Entries from a dataset

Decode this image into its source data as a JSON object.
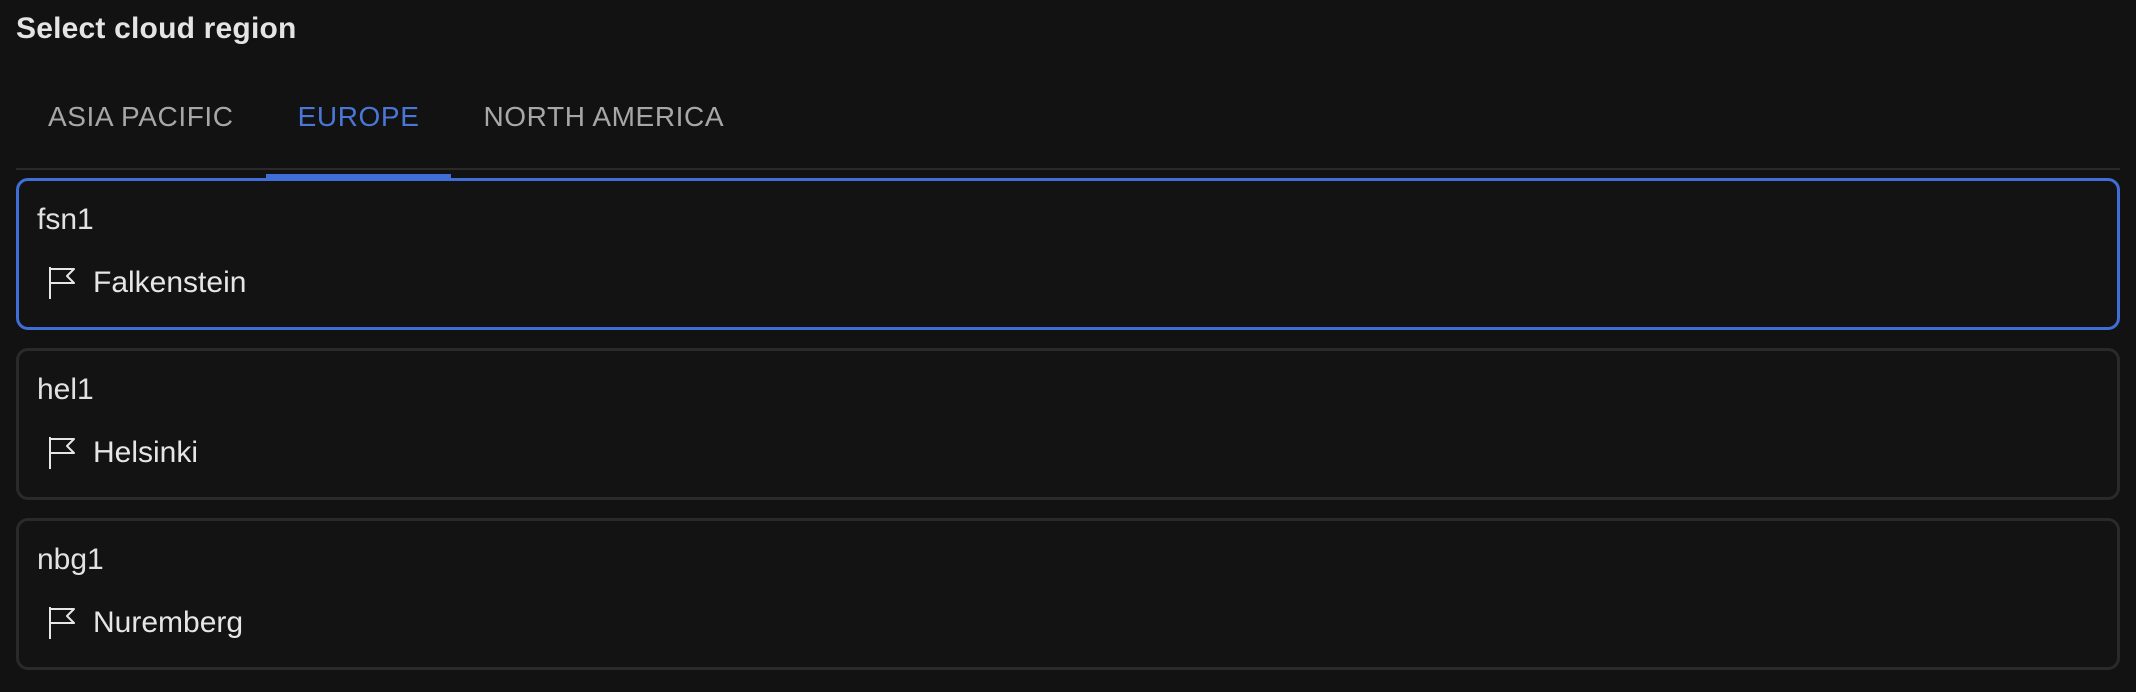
{
  "title": "Select cloud region",
  "tabs": [
    {
      "label": "ASIA PACIFIC",
      "active": false
    },
    {
      "label": "EUROPE",
      "active": true
    },
    {
      "label": "NORTH AMERICA",
      "active": false
    }
  ],
  "regions": [
    {
      "code": "fsn1",
      "city": "Falkenstein",
      "icon": "flag-icon",
      "selected": true
    },
    {
      "code": "hel1",
      "city": "Helsinki",
      "icon": "flag-icon",
      "selected": false
    },
    {
      "code": "nbg1",
      "city": "Nuremberg",
      "icon": "flag-icon",
      "selected": false
    }
  ],
  "colors": {
    "background": "#121212",
    "accent": "#3f6fd6",
    "border": "#2a2a2a",
    "text": "#e6e6e6",
    "tab_inactive": "#a7a7a7"
  }
}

» **The exercise**: Report how many lines in the listing include the word "label". Give nothing but the count.

» **Written reply**: 3